### Supplied records

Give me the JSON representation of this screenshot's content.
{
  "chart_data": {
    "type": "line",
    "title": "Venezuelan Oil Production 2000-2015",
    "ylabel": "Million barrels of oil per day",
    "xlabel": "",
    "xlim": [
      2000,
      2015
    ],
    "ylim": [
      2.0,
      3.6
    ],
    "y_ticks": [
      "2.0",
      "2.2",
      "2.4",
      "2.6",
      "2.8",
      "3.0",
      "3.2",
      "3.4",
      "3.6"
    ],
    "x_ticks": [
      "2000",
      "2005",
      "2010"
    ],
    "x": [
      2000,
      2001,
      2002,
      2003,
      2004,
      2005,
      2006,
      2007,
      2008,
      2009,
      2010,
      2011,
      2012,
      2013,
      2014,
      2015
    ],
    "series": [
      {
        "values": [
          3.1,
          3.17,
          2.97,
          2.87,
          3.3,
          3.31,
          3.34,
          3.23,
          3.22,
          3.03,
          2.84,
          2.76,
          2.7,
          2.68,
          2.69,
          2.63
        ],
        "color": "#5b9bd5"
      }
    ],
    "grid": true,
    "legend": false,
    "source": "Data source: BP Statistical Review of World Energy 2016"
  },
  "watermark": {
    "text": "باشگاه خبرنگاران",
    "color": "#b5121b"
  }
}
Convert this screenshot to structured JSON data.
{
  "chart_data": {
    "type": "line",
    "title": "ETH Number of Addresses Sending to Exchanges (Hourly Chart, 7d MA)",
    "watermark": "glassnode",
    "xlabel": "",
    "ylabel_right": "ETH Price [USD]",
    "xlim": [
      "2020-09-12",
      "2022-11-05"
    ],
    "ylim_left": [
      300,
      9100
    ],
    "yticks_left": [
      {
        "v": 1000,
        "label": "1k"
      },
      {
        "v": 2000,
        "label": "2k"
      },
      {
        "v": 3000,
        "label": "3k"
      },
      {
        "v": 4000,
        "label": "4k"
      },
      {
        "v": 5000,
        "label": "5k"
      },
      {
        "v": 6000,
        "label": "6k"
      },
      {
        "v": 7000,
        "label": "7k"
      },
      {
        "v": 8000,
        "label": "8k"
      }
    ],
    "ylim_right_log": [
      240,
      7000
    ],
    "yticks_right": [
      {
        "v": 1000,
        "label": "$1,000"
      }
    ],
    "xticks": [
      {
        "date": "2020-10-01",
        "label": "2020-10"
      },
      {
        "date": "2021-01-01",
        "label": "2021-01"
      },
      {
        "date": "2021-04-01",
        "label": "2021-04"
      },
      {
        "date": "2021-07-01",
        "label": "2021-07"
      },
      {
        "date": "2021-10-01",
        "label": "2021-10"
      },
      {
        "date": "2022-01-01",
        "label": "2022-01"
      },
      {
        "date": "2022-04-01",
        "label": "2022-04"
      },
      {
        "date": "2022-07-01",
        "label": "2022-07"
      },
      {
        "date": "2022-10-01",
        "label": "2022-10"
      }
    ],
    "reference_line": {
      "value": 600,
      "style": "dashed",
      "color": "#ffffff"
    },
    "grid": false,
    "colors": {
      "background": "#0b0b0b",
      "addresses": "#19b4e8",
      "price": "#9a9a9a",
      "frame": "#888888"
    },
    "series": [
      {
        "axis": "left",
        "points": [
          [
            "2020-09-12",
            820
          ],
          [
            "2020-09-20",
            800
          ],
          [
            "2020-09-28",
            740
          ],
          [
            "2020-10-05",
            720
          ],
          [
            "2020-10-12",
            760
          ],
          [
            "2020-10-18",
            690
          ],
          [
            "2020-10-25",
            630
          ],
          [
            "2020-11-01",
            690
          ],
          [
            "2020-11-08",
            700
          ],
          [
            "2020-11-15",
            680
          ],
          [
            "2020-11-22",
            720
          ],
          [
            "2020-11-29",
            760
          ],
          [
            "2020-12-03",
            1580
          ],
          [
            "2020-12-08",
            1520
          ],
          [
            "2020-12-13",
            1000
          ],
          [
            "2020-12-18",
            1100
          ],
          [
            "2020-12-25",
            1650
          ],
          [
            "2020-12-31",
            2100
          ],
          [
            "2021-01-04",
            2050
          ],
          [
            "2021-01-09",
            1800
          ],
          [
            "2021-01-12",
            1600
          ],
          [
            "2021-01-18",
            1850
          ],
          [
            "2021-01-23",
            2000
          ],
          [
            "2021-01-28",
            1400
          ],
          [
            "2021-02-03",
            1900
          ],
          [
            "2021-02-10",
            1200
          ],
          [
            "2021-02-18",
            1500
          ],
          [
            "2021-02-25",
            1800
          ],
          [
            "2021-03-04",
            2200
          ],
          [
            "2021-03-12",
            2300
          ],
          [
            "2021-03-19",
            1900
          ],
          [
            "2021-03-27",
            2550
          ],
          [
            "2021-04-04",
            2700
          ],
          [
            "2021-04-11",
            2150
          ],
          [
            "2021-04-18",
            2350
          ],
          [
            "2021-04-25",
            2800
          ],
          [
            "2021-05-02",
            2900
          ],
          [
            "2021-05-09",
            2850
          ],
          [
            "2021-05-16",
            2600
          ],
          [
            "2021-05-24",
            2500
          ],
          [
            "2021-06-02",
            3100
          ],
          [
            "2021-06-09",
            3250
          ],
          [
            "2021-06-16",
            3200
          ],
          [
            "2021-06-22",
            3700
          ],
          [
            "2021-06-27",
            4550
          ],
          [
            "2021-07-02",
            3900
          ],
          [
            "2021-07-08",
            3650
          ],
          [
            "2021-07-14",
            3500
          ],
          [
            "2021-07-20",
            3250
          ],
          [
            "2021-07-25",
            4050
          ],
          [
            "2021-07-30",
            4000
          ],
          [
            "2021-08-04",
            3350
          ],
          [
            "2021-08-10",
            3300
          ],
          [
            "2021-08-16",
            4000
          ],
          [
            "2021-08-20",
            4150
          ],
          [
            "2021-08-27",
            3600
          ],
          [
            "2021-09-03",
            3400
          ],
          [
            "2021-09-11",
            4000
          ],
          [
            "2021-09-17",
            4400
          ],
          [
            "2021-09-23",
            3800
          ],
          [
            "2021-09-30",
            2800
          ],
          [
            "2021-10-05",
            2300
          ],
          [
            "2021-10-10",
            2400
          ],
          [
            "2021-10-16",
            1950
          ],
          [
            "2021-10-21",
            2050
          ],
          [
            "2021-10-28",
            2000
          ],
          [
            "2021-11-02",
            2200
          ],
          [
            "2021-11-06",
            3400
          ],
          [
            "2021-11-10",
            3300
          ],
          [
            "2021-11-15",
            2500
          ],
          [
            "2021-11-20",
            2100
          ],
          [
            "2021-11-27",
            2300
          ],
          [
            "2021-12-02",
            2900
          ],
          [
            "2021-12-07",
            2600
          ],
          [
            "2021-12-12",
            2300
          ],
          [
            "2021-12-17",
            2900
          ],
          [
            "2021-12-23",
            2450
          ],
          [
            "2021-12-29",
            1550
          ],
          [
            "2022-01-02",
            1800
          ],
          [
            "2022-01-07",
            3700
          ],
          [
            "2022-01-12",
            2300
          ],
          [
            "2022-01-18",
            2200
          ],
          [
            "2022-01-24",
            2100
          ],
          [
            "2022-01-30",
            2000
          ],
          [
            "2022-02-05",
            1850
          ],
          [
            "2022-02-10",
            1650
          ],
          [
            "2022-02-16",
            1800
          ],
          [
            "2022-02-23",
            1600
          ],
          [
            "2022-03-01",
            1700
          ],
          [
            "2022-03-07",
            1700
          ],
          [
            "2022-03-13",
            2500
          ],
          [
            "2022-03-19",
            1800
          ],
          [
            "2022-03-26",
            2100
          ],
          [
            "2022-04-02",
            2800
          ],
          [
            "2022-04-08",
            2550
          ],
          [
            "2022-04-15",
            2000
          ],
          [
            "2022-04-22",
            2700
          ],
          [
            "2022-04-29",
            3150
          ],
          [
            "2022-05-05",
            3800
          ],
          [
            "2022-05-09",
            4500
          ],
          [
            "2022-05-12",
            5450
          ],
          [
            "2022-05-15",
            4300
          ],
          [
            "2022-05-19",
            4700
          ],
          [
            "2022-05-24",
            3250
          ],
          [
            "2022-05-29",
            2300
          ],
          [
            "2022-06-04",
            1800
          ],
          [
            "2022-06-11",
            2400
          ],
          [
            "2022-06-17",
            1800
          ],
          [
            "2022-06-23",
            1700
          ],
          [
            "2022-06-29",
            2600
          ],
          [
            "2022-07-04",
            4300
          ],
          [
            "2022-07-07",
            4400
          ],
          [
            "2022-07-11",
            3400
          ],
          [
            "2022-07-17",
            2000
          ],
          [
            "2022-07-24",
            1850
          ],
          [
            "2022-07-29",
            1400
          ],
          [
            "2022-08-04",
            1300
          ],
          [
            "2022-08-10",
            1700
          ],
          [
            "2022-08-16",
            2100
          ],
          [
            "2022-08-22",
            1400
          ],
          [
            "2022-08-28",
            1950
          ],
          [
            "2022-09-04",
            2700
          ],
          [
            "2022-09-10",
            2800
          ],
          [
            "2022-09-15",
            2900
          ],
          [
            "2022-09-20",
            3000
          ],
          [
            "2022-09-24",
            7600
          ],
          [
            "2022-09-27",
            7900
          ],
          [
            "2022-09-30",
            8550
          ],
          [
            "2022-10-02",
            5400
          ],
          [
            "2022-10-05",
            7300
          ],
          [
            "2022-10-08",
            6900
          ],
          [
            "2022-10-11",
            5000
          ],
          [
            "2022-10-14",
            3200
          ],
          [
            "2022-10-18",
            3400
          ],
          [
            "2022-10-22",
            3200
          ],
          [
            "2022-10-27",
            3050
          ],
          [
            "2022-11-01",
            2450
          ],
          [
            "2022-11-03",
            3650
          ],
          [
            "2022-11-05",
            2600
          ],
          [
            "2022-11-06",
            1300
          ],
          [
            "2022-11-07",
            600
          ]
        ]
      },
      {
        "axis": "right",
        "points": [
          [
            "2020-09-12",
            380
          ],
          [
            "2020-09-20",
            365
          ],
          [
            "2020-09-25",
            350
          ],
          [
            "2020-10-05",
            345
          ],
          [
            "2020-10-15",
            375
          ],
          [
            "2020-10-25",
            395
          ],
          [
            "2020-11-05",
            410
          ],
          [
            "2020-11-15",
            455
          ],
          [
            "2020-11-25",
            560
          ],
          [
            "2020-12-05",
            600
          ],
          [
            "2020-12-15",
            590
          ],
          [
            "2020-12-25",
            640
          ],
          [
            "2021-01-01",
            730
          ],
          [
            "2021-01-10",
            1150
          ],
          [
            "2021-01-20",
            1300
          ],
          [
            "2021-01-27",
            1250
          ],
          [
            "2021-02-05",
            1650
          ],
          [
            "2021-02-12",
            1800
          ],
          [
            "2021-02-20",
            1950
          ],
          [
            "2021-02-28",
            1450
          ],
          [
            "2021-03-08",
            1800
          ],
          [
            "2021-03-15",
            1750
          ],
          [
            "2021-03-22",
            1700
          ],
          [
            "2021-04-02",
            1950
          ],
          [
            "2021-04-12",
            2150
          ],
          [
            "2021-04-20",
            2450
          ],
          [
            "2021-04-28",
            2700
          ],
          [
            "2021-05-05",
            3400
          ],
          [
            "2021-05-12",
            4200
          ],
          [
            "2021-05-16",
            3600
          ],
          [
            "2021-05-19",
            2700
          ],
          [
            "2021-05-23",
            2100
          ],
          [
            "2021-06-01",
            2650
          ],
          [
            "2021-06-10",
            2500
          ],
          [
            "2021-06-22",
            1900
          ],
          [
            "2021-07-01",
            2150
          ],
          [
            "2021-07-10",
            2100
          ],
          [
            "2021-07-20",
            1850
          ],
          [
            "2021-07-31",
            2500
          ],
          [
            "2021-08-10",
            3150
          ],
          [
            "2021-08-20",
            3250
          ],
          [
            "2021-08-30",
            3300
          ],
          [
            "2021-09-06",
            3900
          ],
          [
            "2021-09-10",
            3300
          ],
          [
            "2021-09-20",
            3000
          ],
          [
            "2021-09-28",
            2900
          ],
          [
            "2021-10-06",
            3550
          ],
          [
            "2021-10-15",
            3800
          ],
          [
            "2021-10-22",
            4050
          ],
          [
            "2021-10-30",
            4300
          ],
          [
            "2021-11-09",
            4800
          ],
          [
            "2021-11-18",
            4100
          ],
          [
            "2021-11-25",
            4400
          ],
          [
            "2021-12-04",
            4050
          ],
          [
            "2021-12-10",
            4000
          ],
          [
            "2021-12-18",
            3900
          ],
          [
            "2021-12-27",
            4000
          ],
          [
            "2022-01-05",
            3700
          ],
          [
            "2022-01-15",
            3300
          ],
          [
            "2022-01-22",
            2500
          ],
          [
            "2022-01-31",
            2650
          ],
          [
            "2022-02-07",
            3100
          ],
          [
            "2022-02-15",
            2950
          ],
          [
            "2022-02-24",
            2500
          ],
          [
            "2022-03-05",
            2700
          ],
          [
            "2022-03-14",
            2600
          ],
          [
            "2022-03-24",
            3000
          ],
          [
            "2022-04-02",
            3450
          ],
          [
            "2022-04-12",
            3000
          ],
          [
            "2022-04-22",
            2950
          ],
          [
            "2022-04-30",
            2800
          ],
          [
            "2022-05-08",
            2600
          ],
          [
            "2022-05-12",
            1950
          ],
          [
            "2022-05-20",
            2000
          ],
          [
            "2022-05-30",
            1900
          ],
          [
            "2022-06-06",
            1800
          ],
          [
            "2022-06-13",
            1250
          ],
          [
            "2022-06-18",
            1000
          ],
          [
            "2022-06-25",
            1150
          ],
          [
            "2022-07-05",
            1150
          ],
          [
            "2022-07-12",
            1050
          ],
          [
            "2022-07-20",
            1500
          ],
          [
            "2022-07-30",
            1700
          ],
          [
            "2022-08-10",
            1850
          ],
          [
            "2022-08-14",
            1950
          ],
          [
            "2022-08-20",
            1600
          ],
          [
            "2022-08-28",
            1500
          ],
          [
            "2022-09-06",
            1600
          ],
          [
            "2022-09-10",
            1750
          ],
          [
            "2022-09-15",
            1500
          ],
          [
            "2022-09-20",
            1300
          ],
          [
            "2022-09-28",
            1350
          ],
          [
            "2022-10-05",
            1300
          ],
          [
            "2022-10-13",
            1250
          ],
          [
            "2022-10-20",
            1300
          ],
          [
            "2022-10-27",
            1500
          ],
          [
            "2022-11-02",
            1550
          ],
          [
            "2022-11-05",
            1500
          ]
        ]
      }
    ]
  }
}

### Direction
Scan the records above for the string "screenshot", then select every line that holds it.

### Problem solution
Give me the JSON representation of this screenshot's content.
Convert this screenshot to structured JSON data.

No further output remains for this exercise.